### Given exercise
Rewrite all the material below as a Markdown table with two columns, Row and Line, numbering each line and leaving out any blank lines.

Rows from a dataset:
/---

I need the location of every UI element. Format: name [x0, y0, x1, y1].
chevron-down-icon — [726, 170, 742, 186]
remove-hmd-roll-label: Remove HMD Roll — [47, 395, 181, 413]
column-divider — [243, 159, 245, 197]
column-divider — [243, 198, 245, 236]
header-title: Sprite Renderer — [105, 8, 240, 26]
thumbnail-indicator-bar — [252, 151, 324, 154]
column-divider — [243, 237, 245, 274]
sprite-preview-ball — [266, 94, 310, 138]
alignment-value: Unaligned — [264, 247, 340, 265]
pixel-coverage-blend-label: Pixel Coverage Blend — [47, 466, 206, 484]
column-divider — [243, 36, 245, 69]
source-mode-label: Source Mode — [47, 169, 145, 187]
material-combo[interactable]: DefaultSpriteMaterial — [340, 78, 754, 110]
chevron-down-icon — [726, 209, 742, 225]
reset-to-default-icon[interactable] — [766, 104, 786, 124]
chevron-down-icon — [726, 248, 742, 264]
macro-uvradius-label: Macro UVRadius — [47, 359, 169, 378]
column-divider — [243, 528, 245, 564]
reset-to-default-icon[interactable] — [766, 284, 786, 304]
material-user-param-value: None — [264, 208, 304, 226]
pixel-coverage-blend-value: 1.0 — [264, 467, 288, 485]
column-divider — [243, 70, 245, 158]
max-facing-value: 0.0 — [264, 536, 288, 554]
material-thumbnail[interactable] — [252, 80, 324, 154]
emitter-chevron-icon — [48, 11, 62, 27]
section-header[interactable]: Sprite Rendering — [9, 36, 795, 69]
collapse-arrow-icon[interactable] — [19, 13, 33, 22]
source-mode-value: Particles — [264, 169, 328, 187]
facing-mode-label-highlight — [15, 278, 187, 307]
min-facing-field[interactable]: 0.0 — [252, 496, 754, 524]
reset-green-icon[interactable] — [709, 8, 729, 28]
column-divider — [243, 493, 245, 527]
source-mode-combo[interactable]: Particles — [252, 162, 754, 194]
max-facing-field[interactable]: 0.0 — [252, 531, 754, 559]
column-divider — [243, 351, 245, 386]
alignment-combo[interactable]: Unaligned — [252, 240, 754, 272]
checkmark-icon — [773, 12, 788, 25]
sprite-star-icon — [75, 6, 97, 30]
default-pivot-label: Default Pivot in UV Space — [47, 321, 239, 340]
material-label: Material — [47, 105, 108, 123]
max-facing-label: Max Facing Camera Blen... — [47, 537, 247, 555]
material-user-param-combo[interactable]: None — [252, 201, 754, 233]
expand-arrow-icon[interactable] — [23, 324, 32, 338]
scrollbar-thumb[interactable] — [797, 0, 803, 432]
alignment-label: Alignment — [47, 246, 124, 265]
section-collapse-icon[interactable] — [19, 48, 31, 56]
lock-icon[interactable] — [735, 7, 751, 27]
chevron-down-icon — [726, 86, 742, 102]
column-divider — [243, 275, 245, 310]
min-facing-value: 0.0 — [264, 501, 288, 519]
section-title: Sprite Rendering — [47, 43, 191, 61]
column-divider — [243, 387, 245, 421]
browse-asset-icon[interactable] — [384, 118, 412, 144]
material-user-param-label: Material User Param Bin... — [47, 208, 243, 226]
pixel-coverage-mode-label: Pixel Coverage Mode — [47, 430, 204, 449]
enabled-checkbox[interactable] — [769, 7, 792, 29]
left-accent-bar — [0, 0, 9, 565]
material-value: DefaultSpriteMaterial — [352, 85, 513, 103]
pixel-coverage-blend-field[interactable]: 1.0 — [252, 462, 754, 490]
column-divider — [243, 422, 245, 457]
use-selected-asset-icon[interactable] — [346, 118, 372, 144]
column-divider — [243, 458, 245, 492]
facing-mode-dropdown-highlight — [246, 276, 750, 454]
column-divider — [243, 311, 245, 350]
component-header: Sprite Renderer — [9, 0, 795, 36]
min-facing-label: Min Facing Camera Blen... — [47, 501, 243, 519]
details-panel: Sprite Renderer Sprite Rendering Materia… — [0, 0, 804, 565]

\---

### Expected answer
| Row | Line |
|---|---|
| 1 | I need the location of every UI element. Format: name [x0, y0, x1, y1]. |
| 2 | chevron-down-icon — [726, 170, 742, 186] |
| 3 | remove-hmd-roll-label: Remove HMD Roll — [47, 395, 181, 413] |
| 4 | column-divider — [243, 159, 245, 197] |
| 5 | column-divider — [243, 198, 245, 236] |
| 6 | header-title: Sprite Renderer — [105, 8, 240, 26] |
| 7 | thumbnail-indicator-bar — [252, 151, 324, 154] |
| 8 | column-divider — [243, 237, 245, 274] |
| 9 | sprite-preview-ball — [266, 94, 310, 138] |
| 10 | alignment-value: Unaligned — [264, 247, 340, 265] |
| 11 | pixel-coverage-blend-label: Pixel Coverage Blend — [47, 466, 206, 484] |
| 12 | column-divider — [243, 36, 245, 69] |
| 13 | source-mode-label: Source Mode — [47, 169, 145, 187] |
| 14 | material-combo[interactable]: DefaultSpriteMaterial — [340, 78, 754, 110] |
| 15 | chevron-down-icon — [726, 209, 742, 225] |
| 16 | reset-to-default-icon[interactable] — [766, 104, 786, 124] |
| 17 | chevron-down-icon — [726, 248, 742, 264] |
| 18 | macro-uvradius-label: Macro UVRadius — [47, 359, 169, 378] |
| 19 | column-divider — [243, 528, 245, 564] |
| 20 | reset-to-default-icon[interactable] — [766, 284, 786, 304] |
| 21 | material-user-param-value: None — [264, 208, 304, 226] |
| 22 | pixel-coverage-blend-value: 1.0 — [264, 467, 288, 485] |
| 23 | column-divider — [243, 70, 245, 158] |
| 24 | max-facing-value: 0.0 — [264, 536, 288, 554] |
| 25 | material-thumbnail[interactable] — [252, 80, 324, 154] |
| 26 | emitter-chevron-icon — [48, 11, 62, 27] |
| 27 | section-header[interactable]: Sprite Rendering — [9, 36, 795, 69] |
| 28 | collapse-arrow-icon[interactable] — [19, 13, 33, 22] |
| 29 | source-mode-value: Particles — [264, 169, 328, 187] |
| 30 | facing-mode-label-highlight — [15, 278, 187, 307] |
| 31 | min-facing-field[interactable]: 0.0 — [252, 496, 754, 524] |
| 32 | reset-green-icon[interactable] — [709, 8, 729, 28] |
| 33 | column-divider — [243, 493, 245, 527] |
| 34 | source-mode-combo[interactable]: Particles — [252, 162, 754, 194] |
| 35 | max-facing-field[interactable]: 0.0 — [252, 531, 754, 559] |
| 36 | column-divider — [243, 351, 245, 386] |
| 37 | alignment-combo[interactable]: Unaligned — [252, 240, 754, 272] |
| 38 | checkmark-icon — [773, 12, 788, 25] |
| 39 | sprite-star-icon — [75, 6, 97, 30] |
| 40 | default-pivot-label: Default Pivot in UV Space — [47, 321, 239, 340] |
| 41 | material-label: Material — [47, 105, 108, 123] |
| 42 | max-facing-label: Max Facing Camera Blen... — [47, 537, 247, 555] |
| 43 | material-user-param-combo[interactable]: None — [252, 201, 754, 233] |
| 44 | expand-arrow-icon[interactable] — [23, 324, 32, 338] |
| 45 | scrollbar-thumb[interactable] — [797, 0, 803, 432] |
| 46 | alignment-label: Alignment — [47, 246, 124, 265] |
| 47 | section-collapse-icon[interactable] — [19, 48, 31, 56] |
| 48 | lock-icon[interactable] — [735, 7, 751, 27] |
| 49 | chevron-down-icon — [726, 86, 742, 102] |
| 50 | column-divider — [243, 275, 245, 310] |
| 51 | min-facing-value: 0.0 — [264, 501, 288, 519] |
| 52 | section-title: Sprite Rendering — [47, 43, 191, 61] |
| 53 | column-divider — [243, 387, 245, 421] |
| 54 | browse-asset-icon[interactable] — [384, 118, 412, 144] |
| 55 | material-user-param-label: Material User Param Bin... — [47, 208, 243, 226] |
| 56 | pixel-coverage-mode-label: Pixel Coverage Mode — [47, 430, 204, 449] |
| 57 | enabled-checkbox[interactable] — [769, 7, 792, 29] |
| 58 | left-accent-bar — [0, 0, 9, 565] |
| 59 | material-value: DefaultSpriteMaterial — [352, 85, 513, 103] |
| 60 | pixel-coverage-blend-field[interactable]: 1.0 — [252, 462, 754, 490] |
| 61 | column-divider — [243, 422, 245, 457] |
| 62 | use-selected-asset-icon[interactable] — [346, 118, 372, 144] |
| 63 | column-divider — [243, 458, 245, 492] |
| 64 | facing-mode-dropdown-highlight — [246, 276, 750, 454] |
| 65 | column-divider — [243, 311, 245, 350] |
| 66 | component-header: Sprite Renderer — [9, 0, 795, 36] |
| 67 | min-facing-label: Min Facing Camera Blen... — [47, 501, 243, 519] |
| 68 | details-panel: Sprite Renderer Sprite Rendering Materia… — [0, 0, 804, 565] |